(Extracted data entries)
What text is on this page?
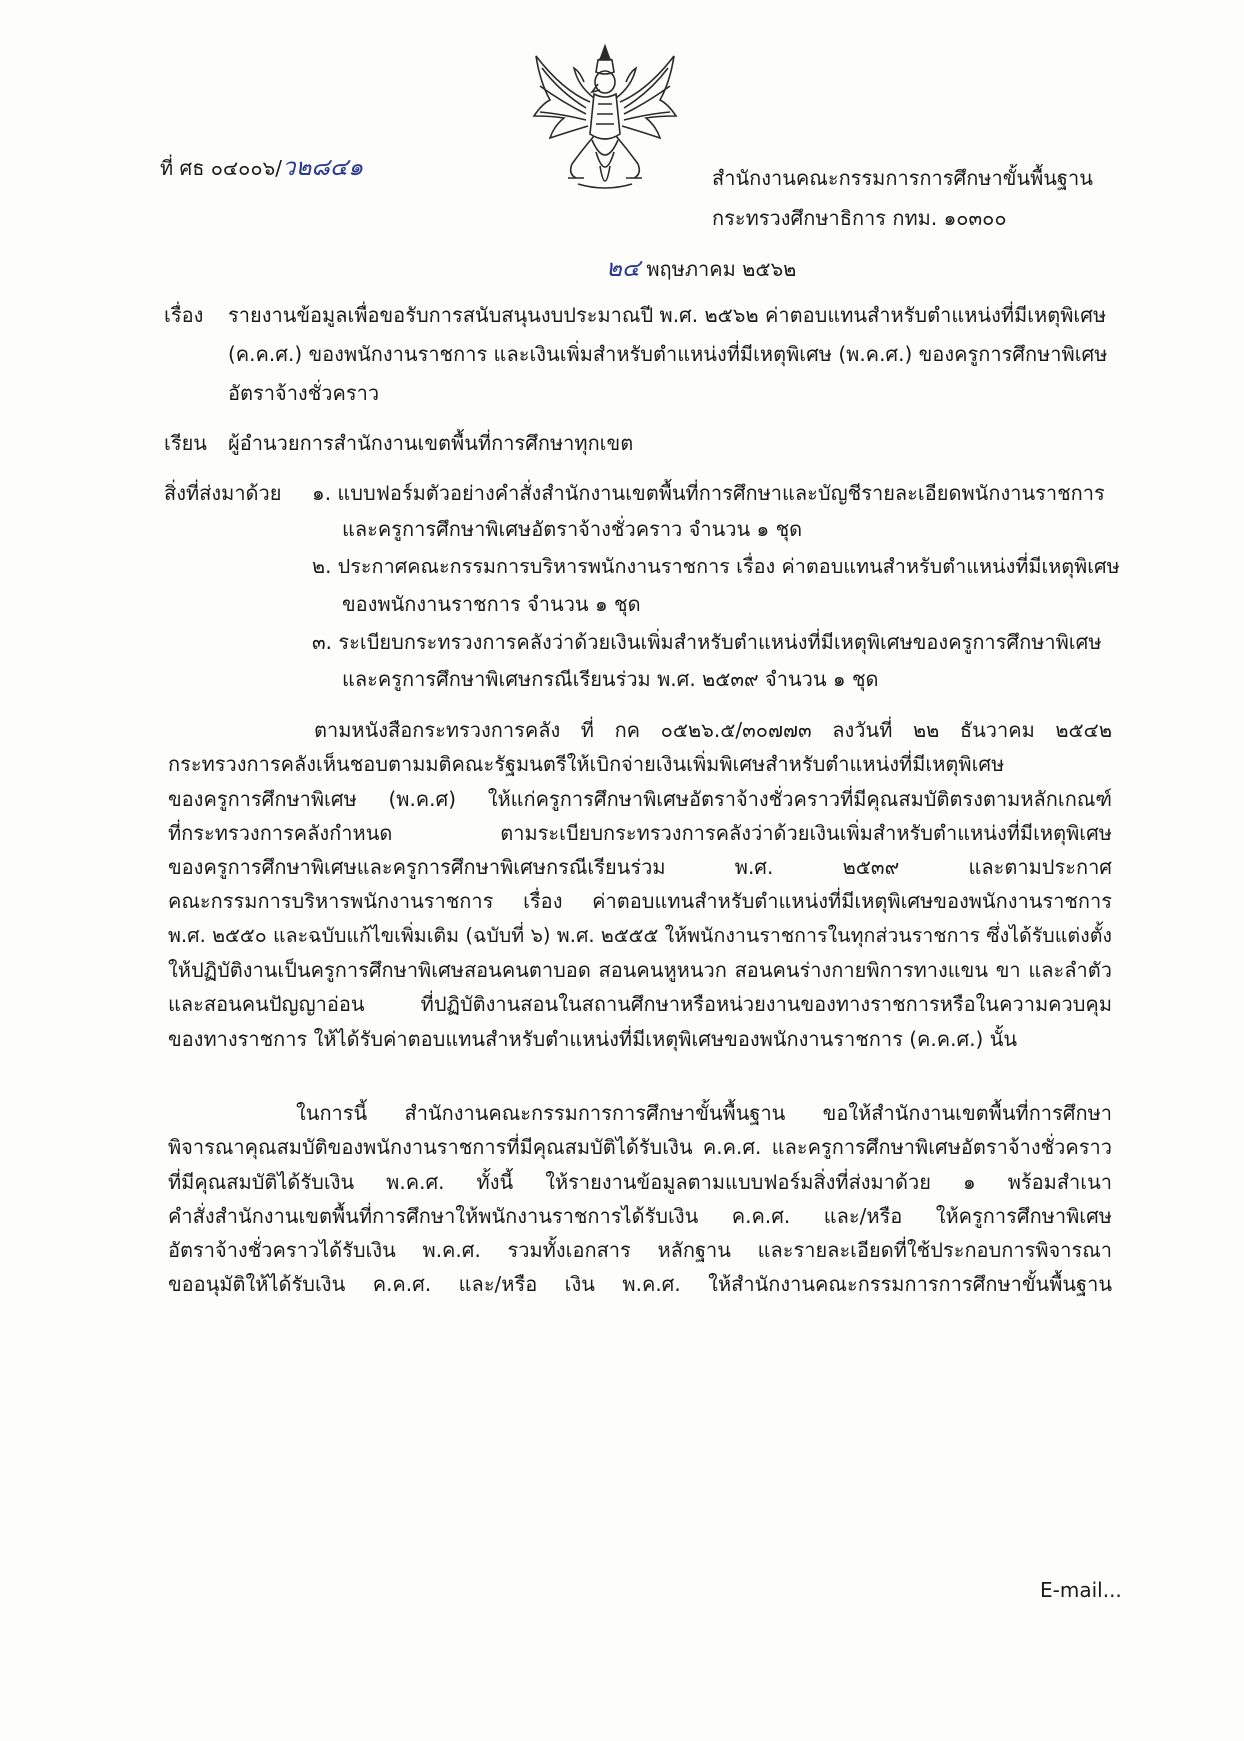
ที่ ศธ ๐๔๐๐๖/ว๒๘๔๑	สำนักงานคณะกรรมการการศึกษาขั้นพื้นฐาน
กระทรวงศึกษาธิการ กทม. ๑๐๓๐๐
๒๔ พฤษภาคม ๒๕๖๒
เรื่อง รายงานข้อมูลเพื่อขอรับการสนับสนุนงบประมาณปี พ.ศ. ๒๕๖๒ ค่าตอบแทนสำหรับตำแหน่งที่มีเหตุพิเศษ
(ค.ค.ศ.) ของพนักงานราชการ และเงินเพิ่มสำหรับตำแหน่งที่มีเหตุพิเศษ (พ.ค.ศ.) ของครูการศึกษาพิเศษ
อัตราจ้างชั่วคราว
เรียน ผู้อำนวยการสำนักงานเขตพื้นที่การศึกษาทุกเขต
สิ่งที่ส่งมาด้วย ๑. แบบฟอร์มตัวอย่างคำสั่งสำนักงานเขตพื้นที่การศึกษาและบัญชีรายละเอียดพนักงานราชการ
และครูการศึกษาพิเศษอัตราจ้างชั่วคราว จำนวน ๑ ชุด
๒. ประกาศคณะกรรมการบริหารพนักงานราชการ เรื่อง ค่าตอบแทนสำหรับตำแหน่งที่มีเหตุพิเศษ
ของพนักงานราชการ จำนวน ๑ ชุด
๓. ระเบียบกระทรวงการคลังว่าด้วยเงินเพิ่มสำหรับตำแหน่งที่มีเหตุพิเศษของครูการศึกษาพิเศษ
และครูการศึกษาพิเศษกรณีเรียนร่วม พ.ศ. ๒๕๓๙ จำนวน ๑ ชุด
ตามหนังสือกระทรวงการคลัง ที่ กค ๐๕๒๖.๕/๓๐๗๗๓ ลงวันที่ ๒๒ ธันวาคม ๒๕๔๒
กระทรวงการคลังเห็นชอบตามมติคณะรัฐมนตรีให้เบิกจ่ายเงินเพิ่มพิเศษสำหรับตำแหน่งที่มีเหตุพิเศษ
ของครูการศึกษาพิเศษ (พ.ค.ศ) ให้แก่ครูการศึกษาพิเศษอัตราจ้างชั่วคราวที่มีคุณสมบัติตรงตามหลักเกณฑ์
ที่กระทรวงการคลังกำหนด ตามระเบียบกระทรวงการคลังว่าด้วยเงินเพิ่มสำหรับตำแหน่งที่มีเหตุพิเศษ
ของครูการศึกษาพิเศษและครูการศึกษาพิเศษกรณีเรียนร่วม พ.ศ. ๒๕๓๙ และตามประกาศ
คณะกรรมการบริหารพนักงานราชการ เรื่อง ค่าตอบแทนสำหรับตำแหน่งที่มีเหตุพิเศษของพนักงานราชการ
พ.ศ. ๒๕๕๐ และฉบับแก้ไขเพิ่มเติม (ฉบับที่ ๖) พ.ศ. ๒๕๕๕ ให้พนักงานราชการในทุกส่วนราชการ ซึ่งได้รับแต่งตั้ง
ให้ปฏิบัติงานเป็นครูการศึกษาพิเศษสอนคนตาบอด สอนคนหูหนวก สอนคนร่างกายพิการทางแขน ขา และลำตัว
และสอนคนปัญญาอ่อน ที่ปฏิบัติงานสอนในสถานศึกษาหรือหน่วยงานของทางราชการหรือในความควบคุม
ของทางราชการ ให้ได้รับค่าตอบแทนสำหรับตำแหน่งที่มีเหตุพิเศษของพนักงานราชการ (ค.ค.ศ.) นั้น
ในการนี้ สำนักงานคณะกรรมการการศึกษาขั้นพื้นฐาน ขอให้สำนักงานเขตพื้นที่การศึกษา
พิจารณาคุณสมบัติของพนักงานราชการที่มีคุณสมบัติได้รับเงิน ค.ค.ศ. และครูการศึกษาพิเศษอัตราจ้างชั่วคราว
ที่มีคุณสมบัติได้รับเงิน พ.ค.ศ. ทั้งนี้ ให้รายงานข้อมูลตามแบบฟอร์มสิ่งที่ส่งมาด้วย ๑ พร้อมสำเนา
คำสั่งสำนักงานเขตพื้นที่การศึกษาให้พนักงานราชการได้รับเงิน ค.ค.ศ. และ/หรือ ให้ครูการศึกษาพิเศษ
อัตราจ้างชั่วคราวได้รับเงิน พ.ค.ศ. รวมทั้งเอกสาร หลักฐาน และรายละเอียดที่ใช้ประกอบการพิจารณา
ขออนุมัติให้ได้รับเงิน ค.ค.ศ. และ/หรือ เงิน พ.ค.ศ. ให้สำนักงานคณะกรรมการการศึกษาขั้นพื้นฐาน
E-mail...
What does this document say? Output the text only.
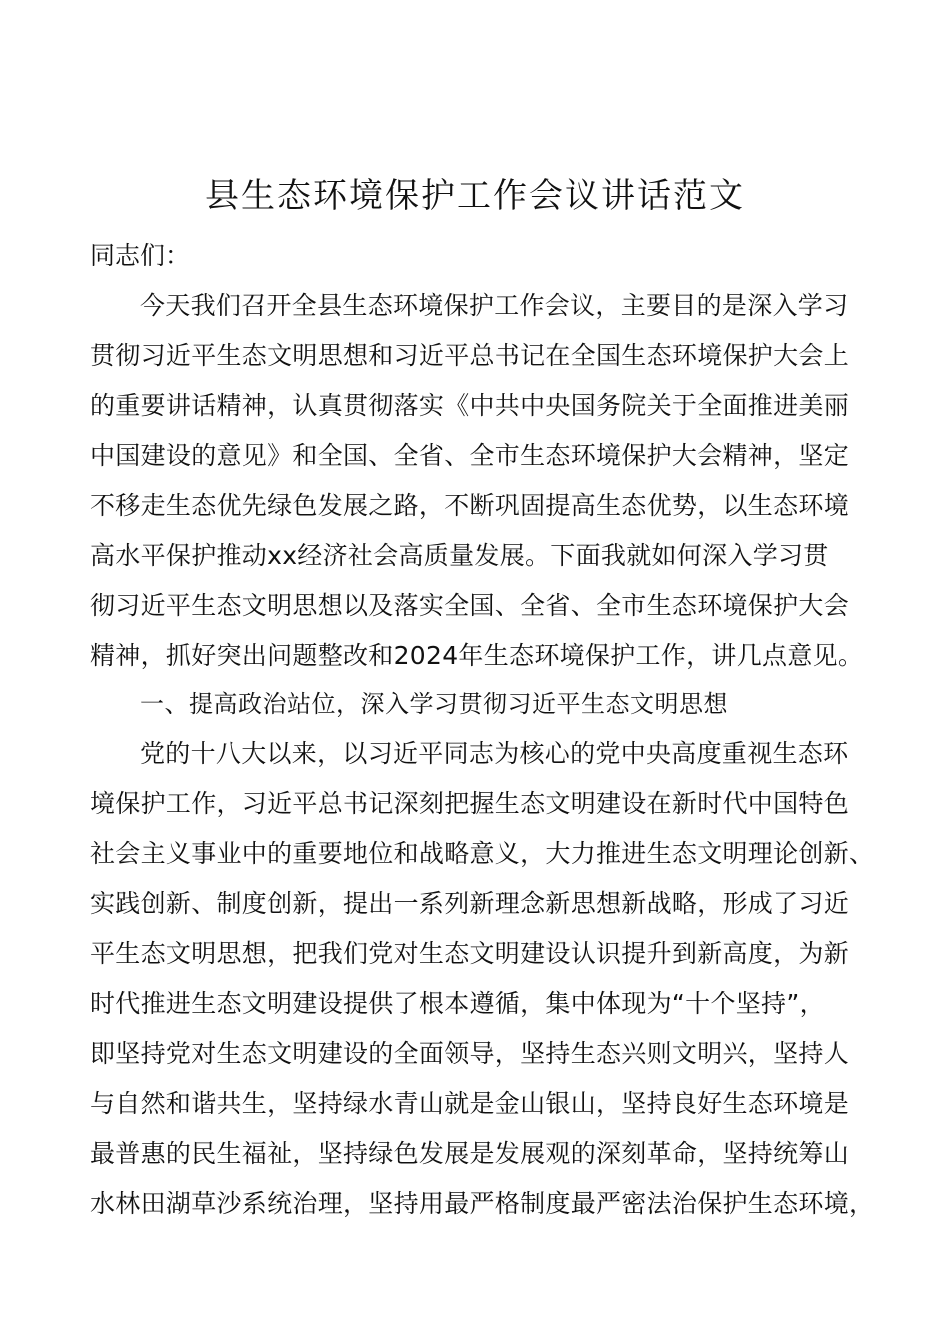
县生态环境保护工作会议讲话范文
同志们：
今天我们召开全县生态环境保护工作会议，主要目的是深入学习
贯彻习近平生态文明思想和习近平总书记在全国生态环境保护大会上
的重要讲话精神，认真贯彻落实《中共中央国务院关于全面推进美丽
中国建设的意见》和全国、全省、全市生态环境保护大会精神，坚定
不移走生态优先绿色发展之路，不断巩固提高生态优势，以生态环境
高水平保护推动xx经济社会高质量发展。下面我就如何深入学习贯
彻习近平生态文明思想以及落实全国、全省、全市生态环境保护大会
精神，抓好突出问题整改和2024年生态环境保护工作，讲几点意见。
一、提高政治站位，深入学习贯彻习近平生态文明思想
党的十八大以来，以习近平同志为核心的党中央高度重视生态环
境保护工作，习近平总书记深刻把握生态文明建设在新时代中国特色
社会主义事业中的重要地位和战略意义，大力推进生态文明理论创新、
实践创新、制度创新，提出一系列新理念新思想新战略，形成了习近
平生态文明思想，把我们党对生态文明建设认识提升到新高度，为新
时代推进生态文明建设提供了根本遵循，集中体现为“十个坚持”，
即坚持党对生态文明建设的全面领导，坚持生态兴则文明兴，坚持人
与自然和谐共生，坚持绿水青山就是金山银山，坚持良好生态环境是
最普惠的民生福祉，坚持绿色发展是发展观的深刻革命，坚持统筹山
水林田湖草沙系统治理，坚持用最严格制度最严密法治保护生态环境，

● **Aim of the task**
Copy out each line of the data containing the string "กษาพ".

● **Answer to this task**
(ค.ค.ศ.) ของพนักงานราชการ และเงินเพิ่มสำหรับตำแหน่งที่มีเหตุพิเศษ (พ.ค.ศ.) ของครูการศึกษาพิเศษ
และครูการศึกษาพิเศษอัตราจ้างชั่วคราว จำนวน ๑ ชุด
๓. ระเบียบกระทรวงการคลังว่าด้วยเงินเพิ่มสำหรับตำแหน่งที่มีเหตุพิเศษของครูการศึกษาพิเศษ
และครูการศึกษาพิเศษกรณีเรียนร่วม พ.ศ. ๒๕๓๙ จำนวน ๑ ชุด
ของครูการศึกษาพิเศษ (พ.ค.ศ) ให้แก่ครูการศึกษาพิเศษอัตราจ้างชั่วคราวที่มีคุณสมบัติตรงตามหลักเกณฑ์
ของครูการศึกษาพิเศษและครูการศึกษาพิเศษกรณีเรียนร่วม พ.ศ. ๒๕๓๙ และตามประกาศ
ให้ปฏิบัติงานเป็นครูการศึกษาพิเศษสอนคนตาบอด สอนคนหูหนวก สอนคนร่างกายพิการทางแขน ขา และลำตัว
พิจารณาคุณสมบัติของพนักงานราชการที่มีคุณสมบัติได้รับเงิน ค.ค.ศ. และครูการศึกษาพิเศษอัตราจ้างชั่วคราว
คำสั่งสำนักงานเขตพื้นที่การศึกษาให้พนักงานราชการได้รับเงิน ค.ค.ศ. และ/หรือ ให้ครูการศึกษาพิเศษ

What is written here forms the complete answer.